Verilen Metin =

####################

4 Aralık 2014 Perşembe

ZonKişot 25. adımını attı…



Ne çok bağırdık değil mi; “Hırsız vaaar!” diye aylardır. “Amaan öncekiler çalmadı mı sanki!” diyen dertsiz insanlarımıza ne demeli!

Evet, hırsız evimize girmiyor, cebimize elini sokmuyorsa hırsız değil nezdimizce! Tapulu arazimizi elimizden almanın, parkımızı AVeMe yapmanın, zeytinlikleri ve kuşların göç mekânlarını bile kurutup AB’nin enerji açığını(!) kapatan Termikçilerin hizmetine sunmanın, bir adı olmalı değil mi? Peki sanat bunun neresinde? Aynı hatlardan geçtiğini kapak yazımızda göreceğiz.

Bizim bir Belediye Sinemamız vardı; sermaye onun da üzerinden geçmenin hayallerini kuruyormuş bu aralar. Sinemasever kitle, buranın sinema olarak kullanılmasını istiyor. Zonguldaklı sinemasına sahip çıkıyor!

####################

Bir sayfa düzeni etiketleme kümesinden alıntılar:
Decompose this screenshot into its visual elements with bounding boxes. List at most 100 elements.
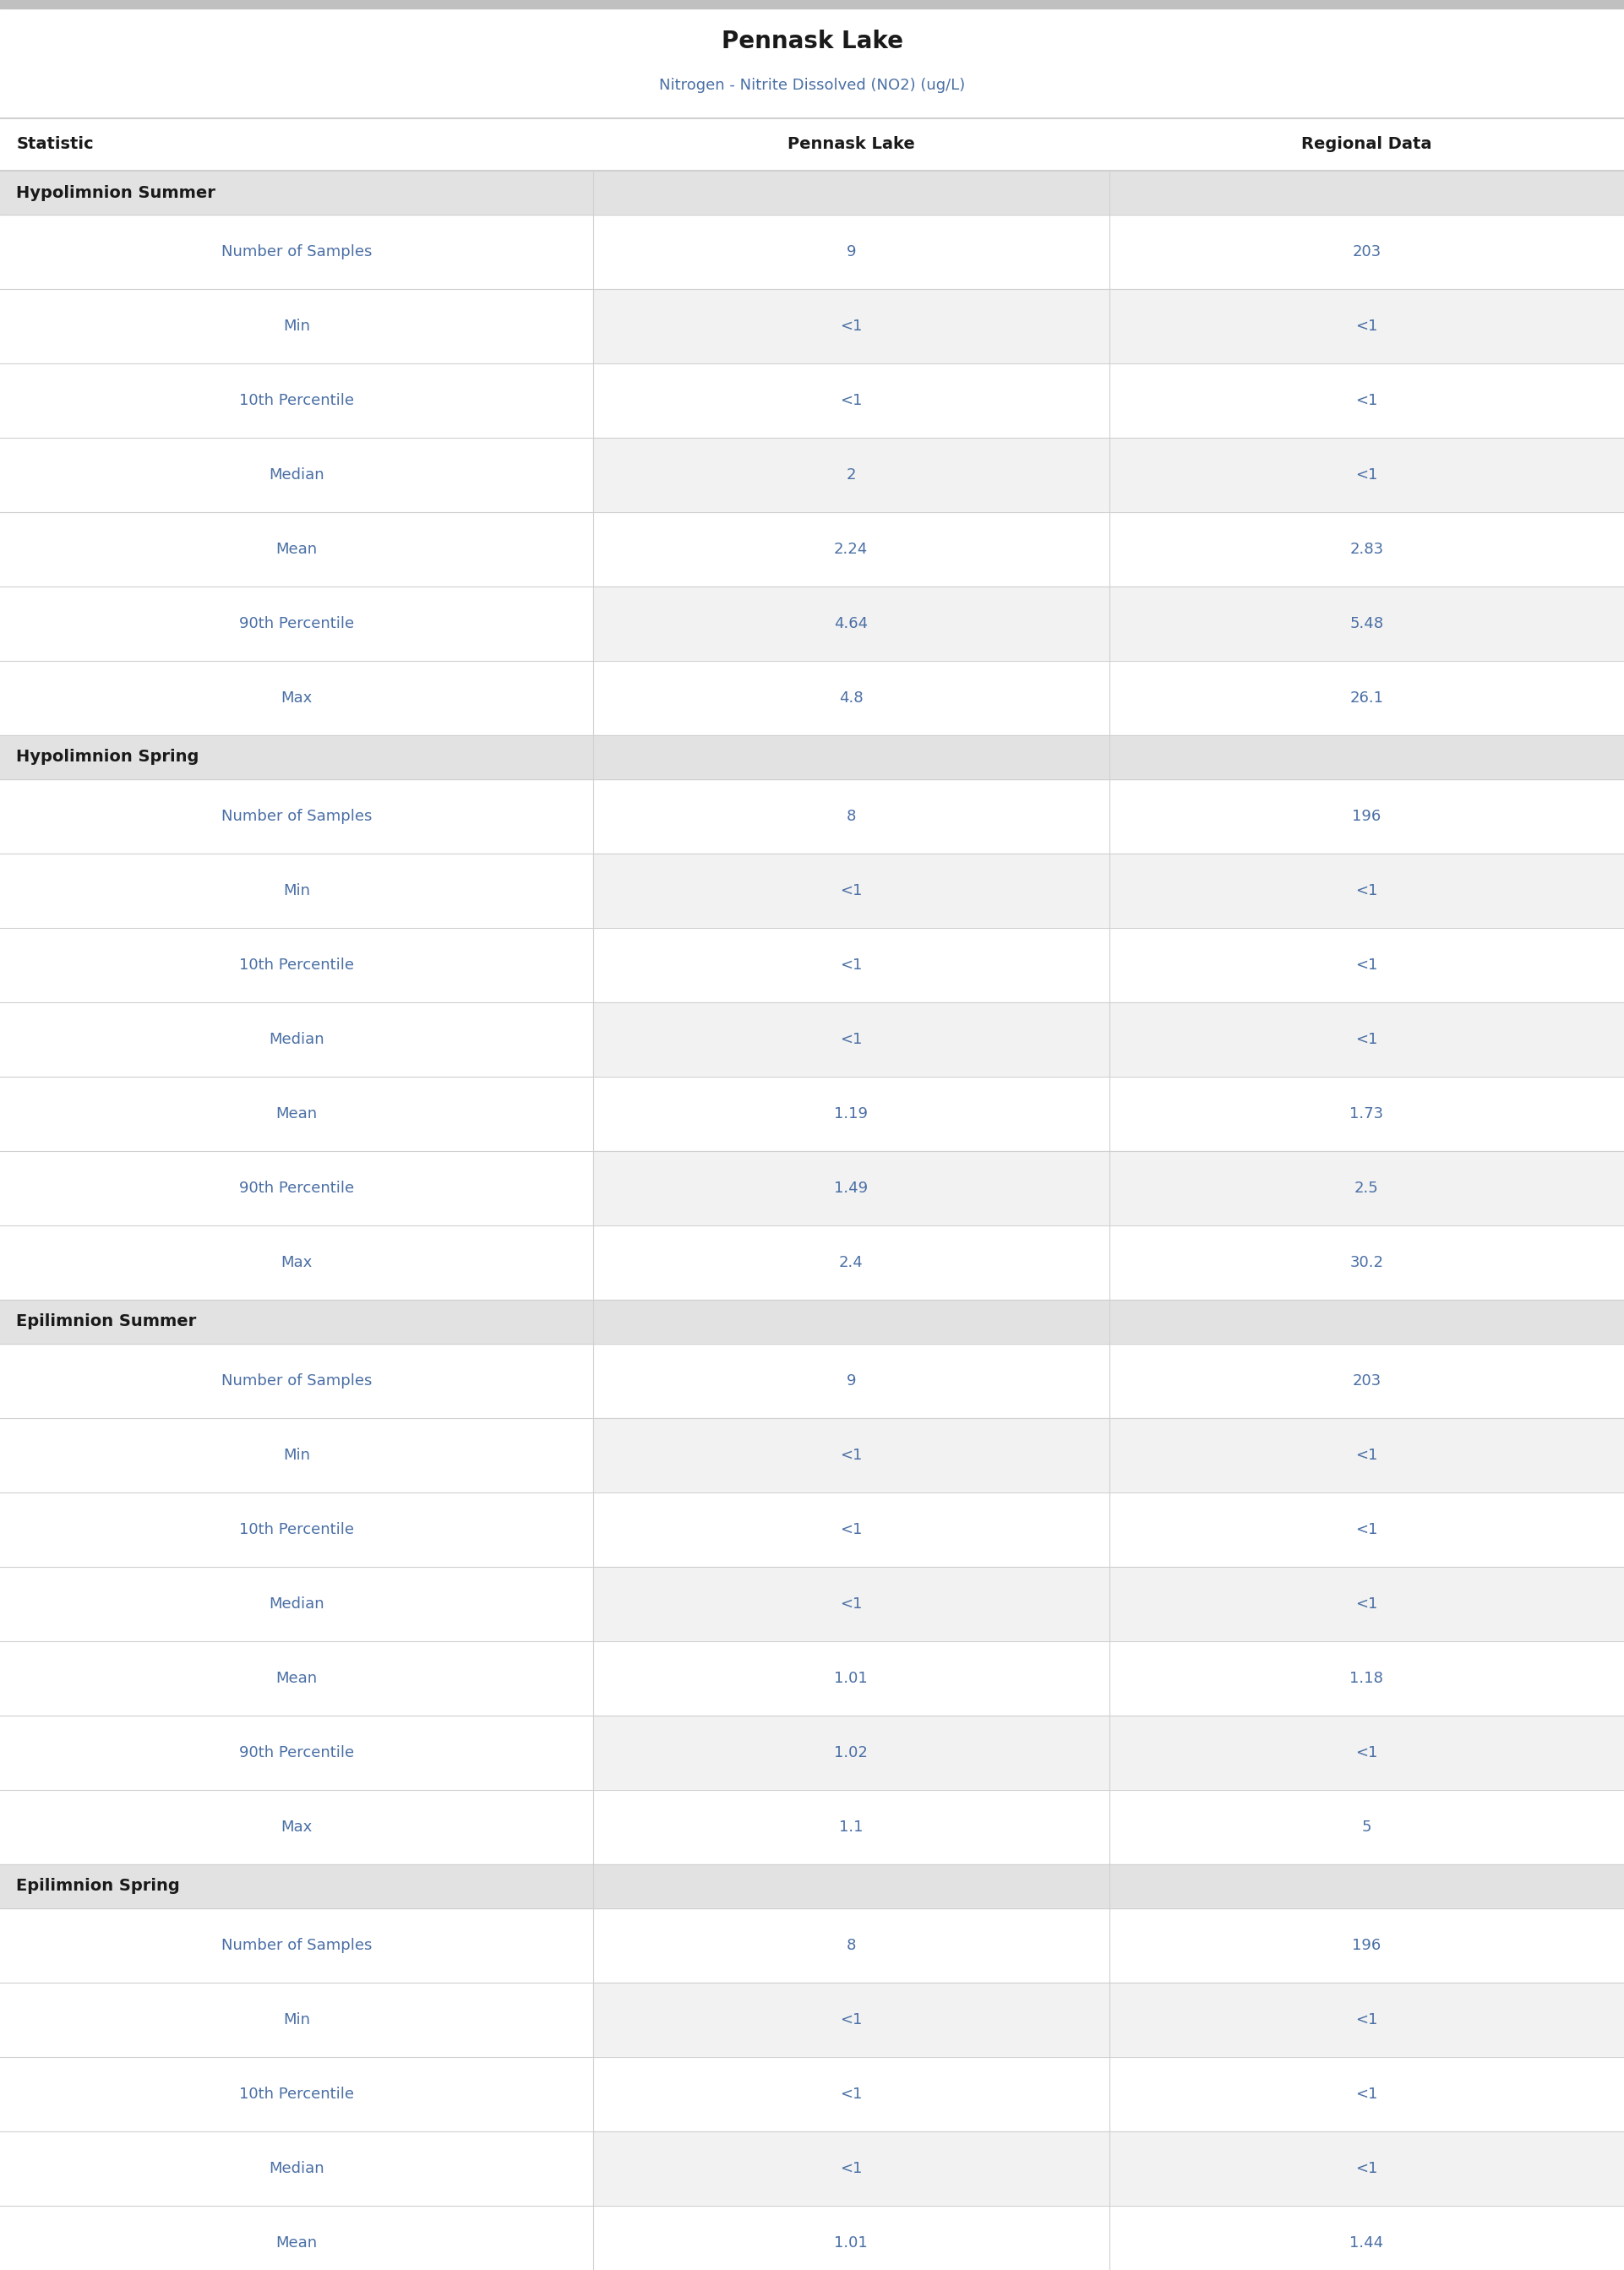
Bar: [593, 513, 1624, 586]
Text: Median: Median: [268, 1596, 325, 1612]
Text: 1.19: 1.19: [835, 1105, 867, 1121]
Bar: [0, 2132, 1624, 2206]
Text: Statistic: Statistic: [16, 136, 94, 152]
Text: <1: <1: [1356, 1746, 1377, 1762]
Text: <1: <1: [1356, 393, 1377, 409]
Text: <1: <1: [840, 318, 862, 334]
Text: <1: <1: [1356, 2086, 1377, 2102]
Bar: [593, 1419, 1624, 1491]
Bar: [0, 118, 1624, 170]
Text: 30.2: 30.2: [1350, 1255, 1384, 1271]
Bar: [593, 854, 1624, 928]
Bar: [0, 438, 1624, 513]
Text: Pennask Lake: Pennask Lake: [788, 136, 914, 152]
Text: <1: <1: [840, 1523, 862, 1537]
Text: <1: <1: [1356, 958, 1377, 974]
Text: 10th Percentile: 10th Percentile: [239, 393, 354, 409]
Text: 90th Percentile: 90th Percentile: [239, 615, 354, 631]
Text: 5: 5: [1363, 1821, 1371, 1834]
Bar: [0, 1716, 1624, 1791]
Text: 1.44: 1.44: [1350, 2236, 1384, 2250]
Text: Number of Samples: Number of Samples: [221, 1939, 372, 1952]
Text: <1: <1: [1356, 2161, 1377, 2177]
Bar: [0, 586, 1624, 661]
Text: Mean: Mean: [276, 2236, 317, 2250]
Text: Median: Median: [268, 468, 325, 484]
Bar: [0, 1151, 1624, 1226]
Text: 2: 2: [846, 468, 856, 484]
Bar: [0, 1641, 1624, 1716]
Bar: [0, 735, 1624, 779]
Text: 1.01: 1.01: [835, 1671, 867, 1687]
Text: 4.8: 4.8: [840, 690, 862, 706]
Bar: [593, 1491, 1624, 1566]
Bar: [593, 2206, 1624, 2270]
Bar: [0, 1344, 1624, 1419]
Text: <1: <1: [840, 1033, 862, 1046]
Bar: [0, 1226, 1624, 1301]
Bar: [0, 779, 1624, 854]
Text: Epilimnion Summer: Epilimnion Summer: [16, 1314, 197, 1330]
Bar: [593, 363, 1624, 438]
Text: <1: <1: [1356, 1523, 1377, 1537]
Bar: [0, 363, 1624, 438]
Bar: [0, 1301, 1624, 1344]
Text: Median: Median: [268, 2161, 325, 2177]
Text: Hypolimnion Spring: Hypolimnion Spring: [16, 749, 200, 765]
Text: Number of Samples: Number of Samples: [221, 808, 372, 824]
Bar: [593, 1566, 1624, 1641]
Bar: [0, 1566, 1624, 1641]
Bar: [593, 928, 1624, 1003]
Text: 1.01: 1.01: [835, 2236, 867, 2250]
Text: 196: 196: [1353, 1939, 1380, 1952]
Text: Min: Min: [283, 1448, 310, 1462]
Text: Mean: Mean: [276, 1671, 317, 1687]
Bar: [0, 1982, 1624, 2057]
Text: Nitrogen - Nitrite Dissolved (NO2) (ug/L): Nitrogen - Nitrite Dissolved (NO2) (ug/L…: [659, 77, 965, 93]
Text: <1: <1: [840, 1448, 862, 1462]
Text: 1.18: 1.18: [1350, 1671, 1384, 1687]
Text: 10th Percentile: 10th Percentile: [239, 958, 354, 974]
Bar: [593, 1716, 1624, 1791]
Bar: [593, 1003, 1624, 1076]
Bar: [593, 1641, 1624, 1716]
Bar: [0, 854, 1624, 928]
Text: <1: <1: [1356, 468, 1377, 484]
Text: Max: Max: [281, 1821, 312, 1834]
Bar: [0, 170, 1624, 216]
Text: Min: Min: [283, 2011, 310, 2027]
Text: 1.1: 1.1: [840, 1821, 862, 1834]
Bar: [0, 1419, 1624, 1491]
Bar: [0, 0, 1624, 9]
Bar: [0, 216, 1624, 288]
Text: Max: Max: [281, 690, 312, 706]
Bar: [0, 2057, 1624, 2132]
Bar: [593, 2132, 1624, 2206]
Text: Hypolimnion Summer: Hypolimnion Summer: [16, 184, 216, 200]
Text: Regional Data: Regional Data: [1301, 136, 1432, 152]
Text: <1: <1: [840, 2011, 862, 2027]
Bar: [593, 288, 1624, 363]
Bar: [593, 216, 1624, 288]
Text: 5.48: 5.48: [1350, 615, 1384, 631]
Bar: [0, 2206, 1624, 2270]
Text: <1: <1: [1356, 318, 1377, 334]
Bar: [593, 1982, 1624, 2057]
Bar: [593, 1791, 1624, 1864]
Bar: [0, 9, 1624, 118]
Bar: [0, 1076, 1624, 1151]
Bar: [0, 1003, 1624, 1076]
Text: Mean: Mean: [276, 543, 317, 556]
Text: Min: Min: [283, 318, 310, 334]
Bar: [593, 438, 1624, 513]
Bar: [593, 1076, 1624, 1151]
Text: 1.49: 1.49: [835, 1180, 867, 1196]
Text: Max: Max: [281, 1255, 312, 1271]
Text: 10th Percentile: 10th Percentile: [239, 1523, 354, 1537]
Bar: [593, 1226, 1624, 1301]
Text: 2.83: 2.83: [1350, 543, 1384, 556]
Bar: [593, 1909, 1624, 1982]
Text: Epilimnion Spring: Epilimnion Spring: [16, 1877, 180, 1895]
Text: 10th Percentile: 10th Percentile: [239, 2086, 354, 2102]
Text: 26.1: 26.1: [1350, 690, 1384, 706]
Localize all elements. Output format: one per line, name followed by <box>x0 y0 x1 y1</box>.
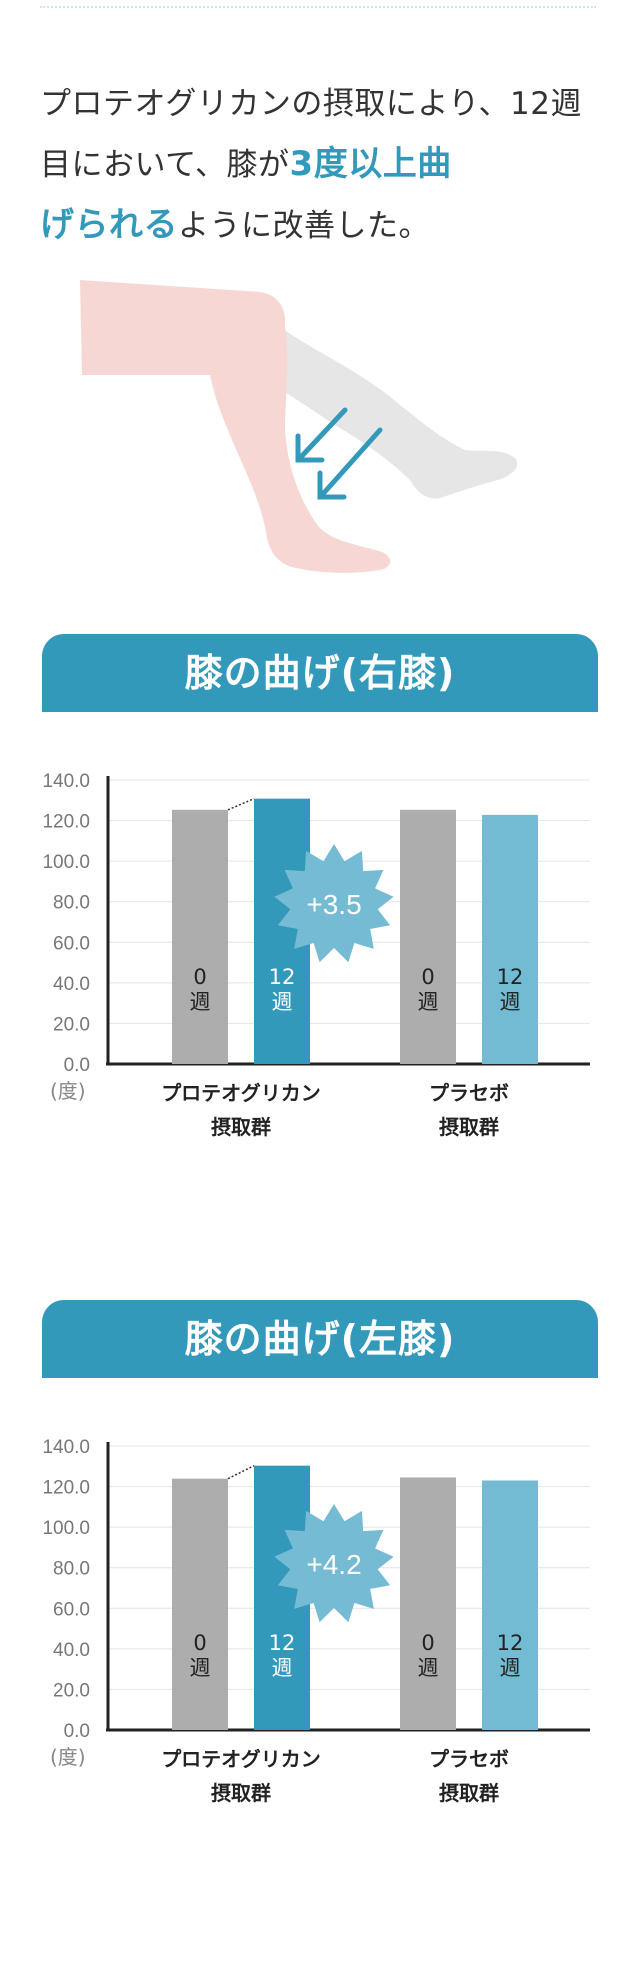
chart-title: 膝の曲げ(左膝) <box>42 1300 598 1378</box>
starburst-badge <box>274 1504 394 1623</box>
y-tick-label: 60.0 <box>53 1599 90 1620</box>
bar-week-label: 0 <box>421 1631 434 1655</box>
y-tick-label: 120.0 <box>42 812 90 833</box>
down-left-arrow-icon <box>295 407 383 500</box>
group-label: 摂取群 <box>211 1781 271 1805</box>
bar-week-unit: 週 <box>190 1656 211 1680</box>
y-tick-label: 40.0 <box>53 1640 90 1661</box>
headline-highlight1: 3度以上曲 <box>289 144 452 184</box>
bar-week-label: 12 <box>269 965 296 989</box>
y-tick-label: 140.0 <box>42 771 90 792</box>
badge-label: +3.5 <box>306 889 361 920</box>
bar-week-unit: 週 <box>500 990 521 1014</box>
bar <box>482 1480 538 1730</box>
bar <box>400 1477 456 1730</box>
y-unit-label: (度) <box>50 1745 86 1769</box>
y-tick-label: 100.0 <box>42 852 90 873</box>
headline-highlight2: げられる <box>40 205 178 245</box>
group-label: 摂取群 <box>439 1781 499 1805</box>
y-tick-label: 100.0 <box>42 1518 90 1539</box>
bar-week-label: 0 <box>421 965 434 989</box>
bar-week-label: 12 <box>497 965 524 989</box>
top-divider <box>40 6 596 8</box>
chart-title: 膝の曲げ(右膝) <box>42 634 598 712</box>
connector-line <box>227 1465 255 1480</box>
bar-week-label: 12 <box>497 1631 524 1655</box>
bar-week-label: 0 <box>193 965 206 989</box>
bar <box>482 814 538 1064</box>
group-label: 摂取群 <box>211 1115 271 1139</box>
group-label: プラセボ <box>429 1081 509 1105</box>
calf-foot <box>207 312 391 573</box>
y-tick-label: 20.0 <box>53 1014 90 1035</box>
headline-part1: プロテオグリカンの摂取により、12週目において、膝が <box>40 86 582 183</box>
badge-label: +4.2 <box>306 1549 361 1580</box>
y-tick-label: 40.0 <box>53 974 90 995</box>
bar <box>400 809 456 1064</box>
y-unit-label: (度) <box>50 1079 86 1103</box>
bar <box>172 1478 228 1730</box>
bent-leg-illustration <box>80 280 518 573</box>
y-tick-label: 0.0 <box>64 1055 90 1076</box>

####################

Verilen Görev A =
ZonKişot'un 25. adımını anlatan metni hiçbir değişiklik yapmadan baştan sona yeniden yazın.
Verilen Görev B =
Kayıtlarda "Bar: [593, 513, 1624, 586]" ifadesini içeren satırdan "Text: Min: Min: [283, 1448, 310, 1462]" ifadesini içeren satıra kadar uzanan bölümü, "Median" sözcüğünün yerine "Ortanca" koyarak ve geri kalan her şeyi aynen bırakarak yeniden yazın. Yalnızca bu satırları verin.

Tam Çıktı A =
4 Aralık 2014 Perşembe

ZonKişot 25. adımını attı…



Ne çok bağırdık değil mi; “Hırsız vaaar!” diye aylardır. “Amaan öncekiler çalmadı mı sanki!” diyen dertsiz insanlarımıza ne demeli!

Evet, hırsız evimize girmiyor, cebimize elini sokmuyorsa hırsız değil nezdimizce! Tapulu arazimizi elimizden almanın, parkımızı AVeMe yapmanın, zeytinlikleri ve kuşların göç mekânlarını bile kurutup AB’nin enerji açığını(!) kapatan Termikçilerin hizmetine sunmanın, bir adı olmalı değil mi? Peki sanat bunun neresinde? Aynı hatlardan geçtiğini kapak yazımızda göreceğiz.

Bizim bir Belediye Sinemamız vardı; sermaye onun da üzerinden geçmenin hayallerini kuruyormuş bu aralar. Sinemasever kitle, buranın sinema olarak kullanılmasını istiyor. Zonguldaklı sinemasına sahip çıkıyor!

Tam Çıktı B =
Bar: [593, 513, 1624, 586]
Text: Ortanca: Ortanca: [268, 1596, 325, 1612]
Text: 1.19: 1.19: [835, 1105, 867, 1121]
Bar: [0, 2132, 1624, 2206]
Text: Statistic: Statistic: [16, 136, 94, 152]
Text: <1: <1: [1356, 1746, 1377, 1762]
Text: <1: <1: [1356, 393, 1377, 409]
Text: <1: <1: [840, 318, 862, 334]
Text: <1: <1: [1356, 2086, 1377, 2102]
Bar: [593, 1419, 1624, 1491]
Bar: [0, 118, 1624, 170]
Text: 30.2: 30.2: [1350, 1255, 1384, 1271]
Bar: [593, 854, 1624, 928]
Bar: [0, 438, 1624, 513]
Text: Pennask Lake: Pennask Lake: [788, 136, 914, 152]
Text: <1: <1: [840, 1523, 862, 1537]
Text: <1: <1: [1356, 958, 1377, 974]
Text: 10th Percentile: 10th Percentile: [239, 393, 354, 409]
Text: 90th Percentile: 90th Percentile: [239, 615, 354, 631]
Text: 5: 5: [1363, 1821, 1371, 1834]
Bar: [0, 1716, 1624, 1791]
Text: 1.44: 1.44: [1350, 2236, 1384, 2250]
Text: Number of Samples: Number of Samples: [221, 1939, 372, 1952]
Text: <1: <1: [1356, 2161, 1377, 2177]
Bar: [0, 586, 1624, 661]
Text: Mean: Mean: [276, 2236, 317, 2250]
Text: Ortanca: Ortanca: [268, 468, 325, 484]
Bar: [0, 1151, 1624, 1226]
Text: 2: 2: [846, 468, 856, 484]
Bar: [0, 1641, 1624, 1716]
Bar: [0, 735, 1624, 779]
Text: 1.01: 1.01: [835, 1671, 867, 1687]
Text: 4.8: 4.8: [840, 690, 862, 706]
Bar: [593, 1491, 1624, 1566]
Bar: [593, 2206, 1624, 2270]
Bar: [0, 1344, 1624, 1419]
Text: <1: <1: [840, 1033, 862, 1046]
Bar: [0, 1226, 1624, 1301]
Bar: [0, 779, 1624, 854]
Text: Epilimnion Summer: Epilimnion Summer: [16, 1314, 197, 1330]
Bar: [593, 363, 1624, 438]
Text: <1: <1: [1356, 1523, 1377, 1537]
Bar: [0, 363, 1624, 438]
Bar: [0, 1301, 1624, 1344]
Text: Ortanca: Ortanca: [268, 2161, 325, 2177]
Text: Hypolimnion Spring: Hypolimnion Spring: [16, 749, 200, 765]
Text: Number of Samples: Number of Samples: [221, 808, 372, 824]
Bar: [593, 1566, 1624, 1641]
Bar: [0, 1566, 1624, 1641]
Bar: [593, 928, 1624, 1003]
Text: 1.01: 1.01: [835, 2236, 867, 2250]
Text: 196: 196: [1353, 1939, 1380, 1952]
Text: Min: Min: [283, 1448, 310, 1462]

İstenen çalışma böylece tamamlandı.